Method for enhancing real-world use of a more affected arm in chronic stroke: transfer package of constraint-induced movement therapy

Abstract

Background and purpose: Constraint-induced movement therapy is a set of treatments for rehabilitating motor function after central nervous system damage. We assessed the roles of its 2 main components.

Methods: A 2 × 2 factorial components analysis with random assignment was conducted. The 2 factors were type of training and presence/absence of a set of techniques to facilitate transfer of therapeutic gains from the laboratory to the life situation (Transfer Package; TP). Participants (N=40) were outpatients ≥ 1-year after stroke with hemiparesis. The different treatments, which in each case targeted the more affected arm, lasted 3.5 hours/d for 10 weekdays. Spontaneous use of the more affected arm in daily life and maximum motor capacity of that arm in the laboratory were assessed with the Motor Activity Log and the Wolf Motor Function Test, respectively.

◇ ◇ ◇ ◇ ◇ ◇ ◇

• [Problems to work on]
a - Repeat the passage of the stroke therapy abstract between "Background and purpose: Constraint-induced" and "Function Test, respectively.", inclusive.
b - According to the stroke therapy abstract, what measure was used to assess spontaneous use of the more affected arm in daily life?
c - Take the stroke therapy abstract further, starting right after its last sentence.
You won't need the records for any of this.

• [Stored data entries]
◇ ◇ ◇ ◇ ◇ ◇ ◇

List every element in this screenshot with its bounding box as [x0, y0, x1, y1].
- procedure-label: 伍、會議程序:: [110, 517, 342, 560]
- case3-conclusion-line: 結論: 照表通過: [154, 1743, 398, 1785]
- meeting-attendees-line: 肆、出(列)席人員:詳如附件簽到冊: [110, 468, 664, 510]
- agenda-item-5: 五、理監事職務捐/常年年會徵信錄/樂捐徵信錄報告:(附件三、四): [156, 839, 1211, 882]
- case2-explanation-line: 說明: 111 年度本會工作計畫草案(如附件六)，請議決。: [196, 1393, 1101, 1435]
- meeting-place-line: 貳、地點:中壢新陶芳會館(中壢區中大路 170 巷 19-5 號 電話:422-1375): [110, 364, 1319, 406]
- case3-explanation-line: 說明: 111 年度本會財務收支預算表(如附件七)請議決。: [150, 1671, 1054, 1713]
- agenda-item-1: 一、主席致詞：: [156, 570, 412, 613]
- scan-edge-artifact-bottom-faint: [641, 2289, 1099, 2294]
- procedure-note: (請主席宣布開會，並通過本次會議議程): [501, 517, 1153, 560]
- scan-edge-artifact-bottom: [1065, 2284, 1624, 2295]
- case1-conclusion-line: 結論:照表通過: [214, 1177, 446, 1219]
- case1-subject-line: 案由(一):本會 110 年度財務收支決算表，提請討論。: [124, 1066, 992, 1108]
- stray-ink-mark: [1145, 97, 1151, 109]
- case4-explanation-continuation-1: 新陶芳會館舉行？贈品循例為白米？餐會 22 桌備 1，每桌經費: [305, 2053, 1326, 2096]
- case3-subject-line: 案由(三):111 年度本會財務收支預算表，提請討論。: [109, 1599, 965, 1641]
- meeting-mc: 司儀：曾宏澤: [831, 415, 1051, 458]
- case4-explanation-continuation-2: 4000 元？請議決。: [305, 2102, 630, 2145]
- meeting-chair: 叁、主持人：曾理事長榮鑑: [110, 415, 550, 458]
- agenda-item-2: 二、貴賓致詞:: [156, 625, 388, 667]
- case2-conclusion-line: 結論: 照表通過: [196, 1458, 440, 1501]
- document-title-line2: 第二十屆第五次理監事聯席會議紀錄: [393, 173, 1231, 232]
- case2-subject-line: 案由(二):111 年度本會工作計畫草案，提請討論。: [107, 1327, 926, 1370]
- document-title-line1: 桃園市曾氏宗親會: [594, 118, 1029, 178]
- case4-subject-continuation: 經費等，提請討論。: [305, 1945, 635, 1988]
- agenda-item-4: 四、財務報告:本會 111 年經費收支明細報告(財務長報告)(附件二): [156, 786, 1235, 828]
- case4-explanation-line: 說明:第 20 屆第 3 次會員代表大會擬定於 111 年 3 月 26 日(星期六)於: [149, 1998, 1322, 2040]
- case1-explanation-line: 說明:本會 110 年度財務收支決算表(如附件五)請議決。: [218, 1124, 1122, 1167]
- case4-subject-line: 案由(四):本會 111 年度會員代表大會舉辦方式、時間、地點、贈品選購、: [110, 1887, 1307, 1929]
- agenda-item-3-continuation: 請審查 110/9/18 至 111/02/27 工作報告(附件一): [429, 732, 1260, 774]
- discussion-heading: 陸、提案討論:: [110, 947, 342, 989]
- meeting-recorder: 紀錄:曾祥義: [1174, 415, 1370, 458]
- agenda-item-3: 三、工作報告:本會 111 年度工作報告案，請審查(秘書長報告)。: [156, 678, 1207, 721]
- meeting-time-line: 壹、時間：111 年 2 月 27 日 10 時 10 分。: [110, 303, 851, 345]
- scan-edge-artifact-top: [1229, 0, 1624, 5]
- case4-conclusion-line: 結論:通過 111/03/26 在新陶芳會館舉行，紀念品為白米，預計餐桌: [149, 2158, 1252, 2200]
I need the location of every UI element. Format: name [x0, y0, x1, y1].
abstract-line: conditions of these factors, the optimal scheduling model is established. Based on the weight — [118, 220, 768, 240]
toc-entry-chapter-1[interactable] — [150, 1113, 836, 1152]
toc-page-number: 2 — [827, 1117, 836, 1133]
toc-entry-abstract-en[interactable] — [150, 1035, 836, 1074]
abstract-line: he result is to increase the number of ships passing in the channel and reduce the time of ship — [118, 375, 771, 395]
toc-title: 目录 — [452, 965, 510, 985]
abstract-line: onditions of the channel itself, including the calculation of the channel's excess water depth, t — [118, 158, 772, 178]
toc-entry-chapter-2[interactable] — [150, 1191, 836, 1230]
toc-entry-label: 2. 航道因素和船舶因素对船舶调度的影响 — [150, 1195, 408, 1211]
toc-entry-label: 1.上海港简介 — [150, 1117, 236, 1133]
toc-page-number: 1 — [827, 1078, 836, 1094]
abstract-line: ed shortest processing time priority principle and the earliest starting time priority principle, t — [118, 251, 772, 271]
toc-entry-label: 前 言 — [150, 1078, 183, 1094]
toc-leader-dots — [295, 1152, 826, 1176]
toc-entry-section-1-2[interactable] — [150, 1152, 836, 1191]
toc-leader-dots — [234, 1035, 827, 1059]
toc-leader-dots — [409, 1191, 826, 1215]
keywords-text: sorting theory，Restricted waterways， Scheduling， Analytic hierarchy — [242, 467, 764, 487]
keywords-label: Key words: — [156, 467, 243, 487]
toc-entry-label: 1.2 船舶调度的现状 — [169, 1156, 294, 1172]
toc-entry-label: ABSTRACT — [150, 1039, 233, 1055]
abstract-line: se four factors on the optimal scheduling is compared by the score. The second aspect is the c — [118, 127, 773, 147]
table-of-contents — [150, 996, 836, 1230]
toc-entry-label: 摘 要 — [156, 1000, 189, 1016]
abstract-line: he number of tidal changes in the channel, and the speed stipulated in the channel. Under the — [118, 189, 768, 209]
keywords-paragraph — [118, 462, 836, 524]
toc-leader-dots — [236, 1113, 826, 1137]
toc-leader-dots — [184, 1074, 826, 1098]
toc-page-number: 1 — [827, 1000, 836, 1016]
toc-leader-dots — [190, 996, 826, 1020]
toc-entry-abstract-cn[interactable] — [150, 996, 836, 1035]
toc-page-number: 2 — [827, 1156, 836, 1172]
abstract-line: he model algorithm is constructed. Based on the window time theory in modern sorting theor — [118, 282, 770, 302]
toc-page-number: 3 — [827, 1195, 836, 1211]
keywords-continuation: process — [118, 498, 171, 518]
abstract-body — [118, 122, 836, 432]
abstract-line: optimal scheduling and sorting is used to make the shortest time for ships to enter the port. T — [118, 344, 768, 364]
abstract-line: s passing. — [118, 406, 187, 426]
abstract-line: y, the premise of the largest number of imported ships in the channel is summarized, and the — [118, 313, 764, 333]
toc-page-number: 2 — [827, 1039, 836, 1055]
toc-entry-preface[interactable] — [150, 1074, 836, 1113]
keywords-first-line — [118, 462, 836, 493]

◇ ◇ ◇ ◇ ◇ ◇ ◇

• [Response list]
a -
Background and purpose: Constraint-induced movement therapy is a set of treatments for rehabilitating motor function after central nervous system damage. We assessed the roles of its 2 main components.

Methods: A 2 × 2 factorial components analysis with random assignment was conducted. The 2 factors were type of training and presence/absence of a set of techniques to facilitate transfer of therapeutic gains from the laboratory to the life situation (Transfer Package; TP). Participants (N=40) were outpatients ≥ 1-year after stroke with hemiparesis. The different treatments, which in each case targeted the more affected arm, lasted 3.5 hours/d for 10 weekdays. Spontaneous use of the more affected arm in daily life and maximum motor capacity of that arm in the laboratory were assessed with the Motor Activity Log and the Wolf Motor Function Test, respectively.

b - The Motor Activity Log.

c -
Results: Use of the TP, regardless of the type of training received, resulted in Motor Activity Log gains that were 2.4 times as large as the gains in its absence (P<0.01). These clinical results parallel previously reported effects of the TP on neuroplastic change. Both the TP and training by shaping enhanced gains on the Wolf Motor Function Test (P<0.05). The Motor Activity Log gains were retained without loss 1 year after treatment. An additional substudy (N=10) showed that a single component of the TP, weekly telephone contact with participants for 1 month after treatment, doubled Motor Activity Log scores at 6-month follow-up.

Conclusions: The TP is a method for enhancing both spontaneous use of a more affected arm after chronic stroke and its maximum motor capacity. Shaping enhances the latter.

Conflict of interest statement

Conflicts of Interest

None of the authors have financial relationships relevant to this article.

Figures

Figure 1

Trial profile. Shaping=training with shaping, Repetition=repetitive task practice, +TP=presence of Transfer Package, -TP=absence of Transfer Package.

Figure 2

Treatment outcome for real-world spontaneous use of more-affected arm (MAL) and the maximum motor capacity of that extremity (WMFT Performance Rate). MAL outcomes at post- treatment and 1-year follow-up are graphed in Panel A and Panel B, respectively. WMFT post-treatment outcomes are graphed in Panel C. For all 3 panels, change from pre-treatment is plotted. MAL=Motor Activity Log, WMFT=Wolf Motor Function Test.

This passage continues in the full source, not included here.